▶ Given task
From the entries below, gather each line containing the word "palvelukartta".

▶ Data provided
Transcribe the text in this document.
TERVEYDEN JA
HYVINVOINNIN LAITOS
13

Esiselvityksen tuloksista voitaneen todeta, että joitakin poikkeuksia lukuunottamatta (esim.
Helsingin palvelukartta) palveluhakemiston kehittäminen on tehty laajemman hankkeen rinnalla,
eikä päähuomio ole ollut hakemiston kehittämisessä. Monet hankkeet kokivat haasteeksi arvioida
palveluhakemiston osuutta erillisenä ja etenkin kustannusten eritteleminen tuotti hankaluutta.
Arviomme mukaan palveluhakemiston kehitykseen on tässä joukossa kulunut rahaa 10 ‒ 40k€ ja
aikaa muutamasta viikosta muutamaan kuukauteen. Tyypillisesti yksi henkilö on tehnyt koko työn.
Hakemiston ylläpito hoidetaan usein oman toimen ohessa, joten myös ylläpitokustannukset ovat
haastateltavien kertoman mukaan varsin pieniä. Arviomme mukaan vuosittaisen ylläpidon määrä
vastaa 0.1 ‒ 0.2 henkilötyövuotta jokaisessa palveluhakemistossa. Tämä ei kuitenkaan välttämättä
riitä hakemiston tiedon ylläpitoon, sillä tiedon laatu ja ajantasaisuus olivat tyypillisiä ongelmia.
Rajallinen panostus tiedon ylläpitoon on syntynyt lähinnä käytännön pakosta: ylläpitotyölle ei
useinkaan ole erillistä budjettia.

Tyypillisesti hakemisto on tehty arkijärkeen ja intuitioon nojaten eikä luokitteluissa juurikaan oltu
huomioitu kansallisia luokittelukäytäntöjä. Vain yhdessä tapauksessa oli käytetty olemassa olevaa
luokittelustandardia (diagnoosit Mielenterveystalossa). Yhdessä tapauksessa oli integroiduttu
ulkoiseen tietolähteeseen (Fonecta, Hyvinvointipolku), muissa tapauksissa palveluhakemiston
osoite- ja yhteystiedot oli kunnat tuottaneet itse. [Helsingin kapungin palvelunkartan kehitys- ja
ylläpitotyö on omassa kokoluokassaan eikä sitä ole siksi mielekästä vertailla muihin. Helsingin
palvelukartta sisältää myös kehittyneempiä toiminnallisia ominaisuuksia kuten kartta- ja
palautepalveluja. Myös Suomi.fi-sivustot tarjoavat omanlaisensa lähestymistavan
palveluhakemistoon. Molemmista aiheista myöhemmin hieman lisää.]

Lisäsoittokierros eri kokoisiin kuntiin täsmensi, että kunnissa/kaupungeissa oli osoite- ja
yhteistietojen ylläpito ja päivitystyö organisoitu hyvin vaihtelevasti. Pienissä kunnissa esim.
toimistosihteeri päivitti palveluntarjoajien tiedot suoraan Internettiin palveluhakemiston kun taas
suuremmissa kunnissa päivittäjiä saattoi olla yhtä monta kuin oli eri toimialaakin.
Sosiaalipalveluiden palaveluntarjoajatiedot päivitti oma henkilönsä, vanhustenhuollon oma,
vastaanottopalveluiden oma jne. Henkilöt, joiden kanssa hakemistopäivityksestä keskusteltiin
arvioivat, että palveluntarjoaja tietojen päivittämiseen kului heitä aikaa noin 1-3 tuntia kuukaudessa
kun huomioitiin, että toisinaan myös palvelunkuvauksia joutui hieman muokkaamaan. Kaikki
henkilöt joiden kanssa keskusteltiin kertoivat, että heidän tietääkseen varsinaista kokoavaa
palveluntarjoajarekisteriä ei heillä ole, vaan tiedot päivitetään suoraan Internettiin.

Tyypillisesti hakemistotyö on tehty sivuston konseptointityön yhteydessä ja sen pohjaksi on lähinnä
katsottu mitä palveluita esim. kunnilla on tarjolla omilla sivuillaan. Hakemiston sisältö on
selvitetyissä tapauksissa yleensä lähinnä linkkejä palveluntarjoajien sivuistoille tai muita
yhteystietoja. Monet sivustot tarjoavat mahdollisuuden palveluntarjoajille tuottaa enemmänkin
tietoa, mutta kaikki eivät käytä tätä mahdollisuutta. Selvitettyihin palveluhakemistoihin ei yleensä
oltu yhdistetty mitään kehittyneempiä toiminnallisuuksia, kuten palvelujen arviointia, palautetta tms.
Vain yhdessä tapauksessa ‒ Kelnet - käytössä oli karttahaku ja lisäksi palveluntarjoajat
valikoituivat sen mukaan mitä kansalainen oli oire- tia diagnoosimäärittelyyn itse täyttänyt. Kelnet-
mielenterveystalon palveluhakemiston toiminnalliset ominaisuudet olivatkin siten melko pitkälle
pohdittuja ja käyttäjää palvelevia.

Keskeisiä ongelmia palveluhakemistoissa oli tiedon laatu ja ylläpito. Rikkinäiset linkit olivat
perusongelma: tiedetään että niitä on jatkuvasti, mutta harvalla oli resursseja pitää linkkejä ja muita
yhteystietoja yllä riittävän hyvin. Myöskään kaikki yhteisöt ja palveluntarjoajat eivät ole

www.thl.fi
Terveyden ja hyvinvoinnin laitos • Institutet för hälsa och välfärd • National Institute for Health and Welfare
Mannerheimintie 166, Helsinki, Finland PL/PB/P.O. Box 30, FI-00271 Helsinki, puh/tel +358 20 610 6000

▶ Response
Helsingin palvelukartta) palveluhakemiston kehittäminen on tehty laajemman hankkeen rinnalla,
palvelukartta sisältää myös kehittyneempiä toiminnallisia ominaisuuksia kuten kartta- ja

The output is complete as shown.